> Goal:
Transcribe the records exactly. Pictures do not belong in the transcription.

> Provided information:
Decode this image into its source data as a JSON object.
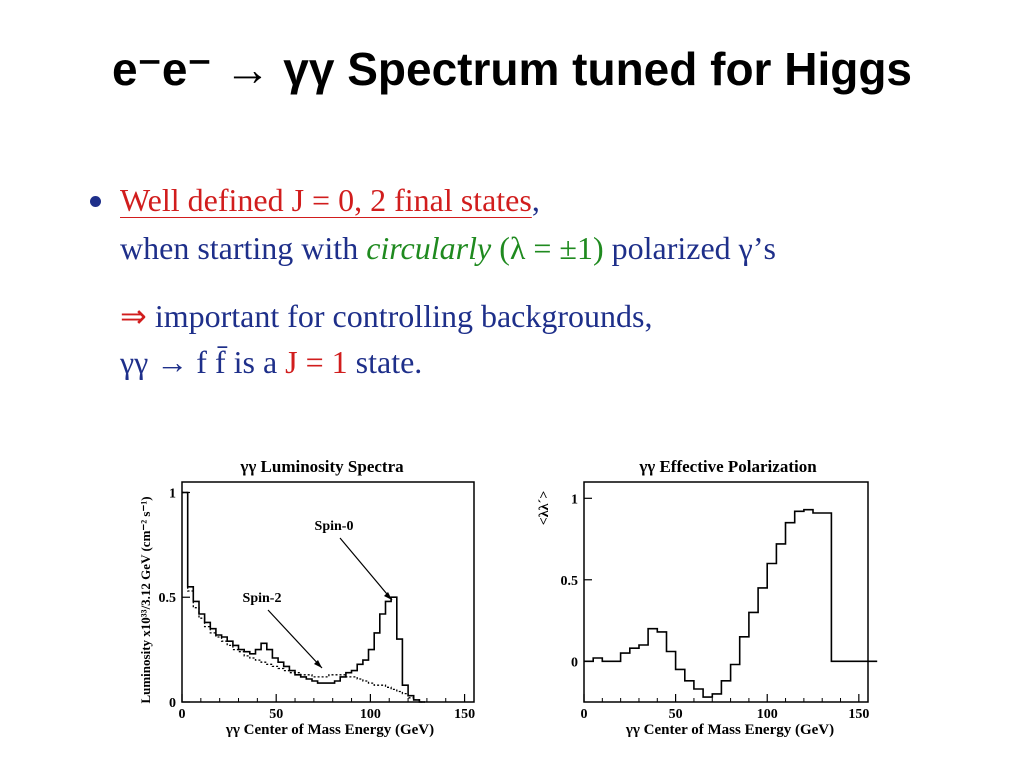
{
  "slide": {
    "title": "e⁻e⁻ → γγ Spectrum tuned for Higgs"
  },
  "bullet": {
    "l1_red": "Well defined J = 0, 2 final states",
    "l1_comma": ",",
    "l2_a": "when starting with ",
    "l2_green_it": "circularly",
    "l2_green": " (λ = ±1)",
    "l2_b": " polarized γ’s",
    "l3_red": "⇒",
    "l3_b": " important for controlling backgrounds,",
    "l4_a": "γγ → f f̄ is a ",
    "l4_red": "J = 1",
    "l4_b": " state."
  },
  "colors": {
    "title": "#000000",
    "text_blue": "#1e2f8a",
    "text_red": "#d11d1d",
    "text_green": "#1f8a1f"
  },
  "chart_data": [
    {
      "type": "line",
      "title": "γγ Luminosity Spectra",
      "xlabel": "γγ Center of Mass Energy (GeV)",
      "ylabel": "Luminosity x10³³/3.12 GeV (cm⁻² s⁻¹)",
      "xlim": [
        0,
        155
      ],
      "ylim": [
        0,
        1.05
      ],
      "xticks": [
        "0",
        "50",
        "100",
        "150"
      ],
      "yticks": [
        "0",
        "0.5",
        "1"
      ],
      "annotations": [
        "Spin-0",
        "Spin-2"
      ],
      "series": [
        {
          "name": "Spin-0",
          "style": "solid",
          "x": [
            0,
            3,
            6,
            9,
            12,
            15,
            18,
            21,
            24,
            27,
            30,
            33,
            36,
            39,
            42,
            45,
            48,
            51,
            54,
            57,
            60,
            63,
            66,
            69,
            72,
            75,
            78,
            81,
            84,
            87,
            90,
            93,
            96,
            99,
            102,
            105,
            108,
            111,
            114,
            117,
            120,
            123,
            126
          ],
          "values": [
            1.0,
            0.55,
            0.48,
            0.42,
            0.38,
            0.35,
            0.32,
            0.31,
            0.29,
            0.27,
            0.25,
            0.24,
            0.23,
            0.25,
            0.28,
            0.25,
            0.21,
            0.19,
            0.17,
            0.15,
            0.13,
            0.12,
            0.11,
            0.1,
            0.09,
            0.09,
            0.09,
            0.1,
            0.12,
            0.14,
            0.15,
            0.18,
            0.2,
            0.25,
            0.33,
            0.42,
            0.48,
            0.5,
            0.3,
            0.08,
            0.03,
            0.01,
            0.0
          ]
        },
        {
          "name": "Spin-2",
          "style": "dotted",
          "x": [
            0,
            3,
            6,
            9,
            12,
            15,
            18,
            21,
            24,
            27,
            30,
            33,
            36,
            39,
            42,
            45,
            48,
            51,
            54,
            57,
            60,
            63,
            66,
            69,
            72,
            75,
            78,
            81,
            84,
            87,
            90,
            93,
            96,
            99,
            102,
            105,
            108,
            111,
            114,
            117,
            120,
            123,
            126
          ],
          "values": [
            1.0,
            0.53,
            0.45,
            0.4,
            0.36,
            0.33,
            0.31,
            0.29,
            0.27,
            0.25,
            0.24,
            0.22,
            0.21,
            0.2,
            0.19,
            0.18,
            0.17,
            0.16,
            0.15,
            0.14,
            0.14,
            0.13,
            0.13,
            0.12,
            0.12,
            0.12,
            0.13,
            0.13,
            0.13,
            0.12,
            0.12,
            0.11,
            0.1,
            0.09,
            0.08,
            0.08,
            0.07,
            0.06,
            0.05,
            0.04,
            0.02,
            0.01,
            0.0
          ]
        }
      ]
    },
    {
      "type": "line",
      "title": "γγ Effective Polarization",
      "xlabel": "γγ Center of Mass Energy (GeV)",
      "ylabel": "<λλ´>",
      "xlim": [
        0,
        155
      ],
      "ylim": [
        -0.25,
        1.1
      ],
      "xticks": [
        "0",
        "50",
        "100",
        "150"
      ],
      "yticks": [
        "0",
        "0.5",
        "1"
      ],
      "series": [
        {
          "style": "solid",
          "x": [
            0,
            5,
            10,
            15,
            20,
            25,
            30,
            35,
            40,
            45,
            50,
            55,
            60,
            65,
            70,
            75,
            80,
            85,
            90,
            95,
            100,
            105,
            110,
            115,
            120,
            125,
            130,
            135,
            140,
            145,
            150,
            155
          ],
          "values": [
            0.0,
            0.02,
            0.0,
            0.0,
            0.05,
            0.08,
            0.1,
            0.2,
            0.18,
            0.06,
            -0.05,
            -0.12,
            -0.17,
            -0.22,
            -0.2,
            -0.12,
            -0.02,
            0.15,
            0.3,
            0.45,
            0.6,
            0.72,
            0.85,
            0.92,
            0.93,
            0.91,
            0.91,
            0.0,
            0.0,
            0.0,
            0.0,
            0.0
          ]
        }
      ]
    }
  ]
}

> Result of this exercise:
Decode this image into its source data as a JSON object.
{
  "slide": {
    "title": "e⁻e⁻ → γγ Spectrum tuned for Higgs"
  },
  "bullet": {
    "l1_red": "Well defined J = 0, 2 final states",
    "l1_comma": ",",
    "l2_a": "when starting with ",
    "l2_green_it": "circularly",
    "l2_green": " (λ = ±1)",
    "l2_b": " polarized γ’s",
    "l3_red": "⇒",
    "l3_b": " important for controlling backgrounds,",
    "l4_a": "γγ → f f̄ is a ",
    "l4_red": "J = 1",
    "l4_b": " state."
  },
  "colors": {
    "title": "#000000",
    "text_blue": "#1e2f8a",
    "text_red": "#d11d1d",
    "text_green": "#1f8a1f"
  },
  "chart_data": [
    {
      "type": "line",
      "title": "γγ Luminosity Spectra",
      "xlabel": "γγ Center of Mass Energy (GeV)",
      "ylabel": "Luminosity x10³³/3.12 GeV (cm⁻² s⁻¹)",
      "xlim": [
        0,
        155
      ],
      "ylim": [
        0,
        1.05
      ],
      "xticks": [
        "0",
        "50",
        "100",
        "150"
      ],
      "yticks": [
        "0",
        "0.5",
        "1"
      ],
      "annotations": [
        "Spin-0",
        "Spin-2"
      ],
      "series": [
        {
          "name": "Spin-0",
          "style": "solid",
          "x": [
            0,
            3,
            6,
            9,
            12,
            15,
            18,
            21,
            24,
            27,
            30,
            33,
            36,
            39,
            42,
            45,
            48,
            51,
            54,
            57,
            60,
            63,
            66,
            69,
            72,
            75,
            78,
            81,
            84,
            87,
            90,
            93,
            96,
            99,
            102,
            105,
            108,
            111,
            114,
            117,
            120,
            123,
            126
          ],
          "values": [
            1.0,
            0.55,
            0.48,
            0.42,
            0.38,
            0.35,
            0.32,
            0.31,
            0.29,
            0.27,
            0.25,
            0.24,
            0.23,
            0.25,
            0.28,
            0.25,
            0.21,
            0.19,
            0.17,
            0.15,
            0.13,
            0.12,
            0.11,
            0.1,
            0.09,
            0.09,
            0.09,
            0.1,
            0.12,
            0.14,
            0.15,
            0.18,
            0.2,
            0.25,
            0.33,
            0.42,
            0.48,
            0.5,
            0.3,
            0.08,
            0.03,
            0.01,
            0.0
          ]
        },
        {
          "name": "Spin-2",
          "style": "dotted",
          "x": [
            0,
            3,
            6,
            9,
            12,
            15,
            18,
            21,
            24,
            27,
            30,
            33,
            36,
            39,
            42,
            45,
            48,
            51,
            54,
            57,
            60,
            63,
            66,
            69,
            72,
            75,
            78,
            81,
            84,
            87,
            90,
            93,
            96,
            99,
            102,
            105,
            108,
            111,
            114,
            117,
            120,
            123,
            126
          ],
          "values": [
            1.0,
            0.53,
            0.45,
            0.4,
            0.36,
            0.33,
            0.31,
            0.29,
            0.27,
            0.25,
            0.24,
            0.22,
            0.21,
            0.2,
            0.19,
            0.18,
            0.17,
            0.16,
            0.15,
            0.14,
            0.14,
            0.13,
            0.13,
            0.12,
            0.12,
            0.12,
            0.13,
            0.13,
            0.13,
            0.12,
            0.12,
            0.11,
            0.1,
            0.09,
            0.08,
            0.08,
            0.07,
            0.06,
            0.05,
            0.04,
            0.02,
            0.01,
            0.0
          ]
        }
      ]
    },
    {
      "type": "line",
      "title": "γγ Effective Polarization",
      "xlabel": "γγ Center of Mass Energy (GeV)",
      "ylabel": "<λλ´>",
      "xlim": [
        0,
        155
      ],
      "ylim": [
        -0.25,
        1.1
      ],
      "xticks": [
        "0",
        "50",
        "100",
        "150"
      ],
      "yticks": [
        "0",
        "0.5",
        "1"
      ],
      "series": [
        {
          "style": "solid",
          "x": [
            0,
            5,
            10,
            15,
            20,
            25,
            30,
            35,
            40,
            45,
            50,
            55,
            60,
            65,
            70,
            75,
            80,
            85,
            90,
            95,
            100,
            105,
            110,
            115,
            120,
            125,
            130,
            135,
            140,
            145,
            150,
            155
          ],
          "values": [
            0.0,
            0.02,
            0.0,
            0.0,
            0.05,
            0.08,
            0.1,
            0.2,
            0.18,
            0.06,
            -0.05,
            -0.12,
            -0.17,
            -0.22,
            -0.2,
            -0.12,
            -0.02,
            0.15,
            0.3,
            0.45,
            0.6,
            0.72,
            0.85,
            0.92,
            0.93,
            0.91,
            0.91,
            0.0,
            0.0,
            0.0,
            0.0,
            0.0
          ]
        }
      ]
    }
  ]
}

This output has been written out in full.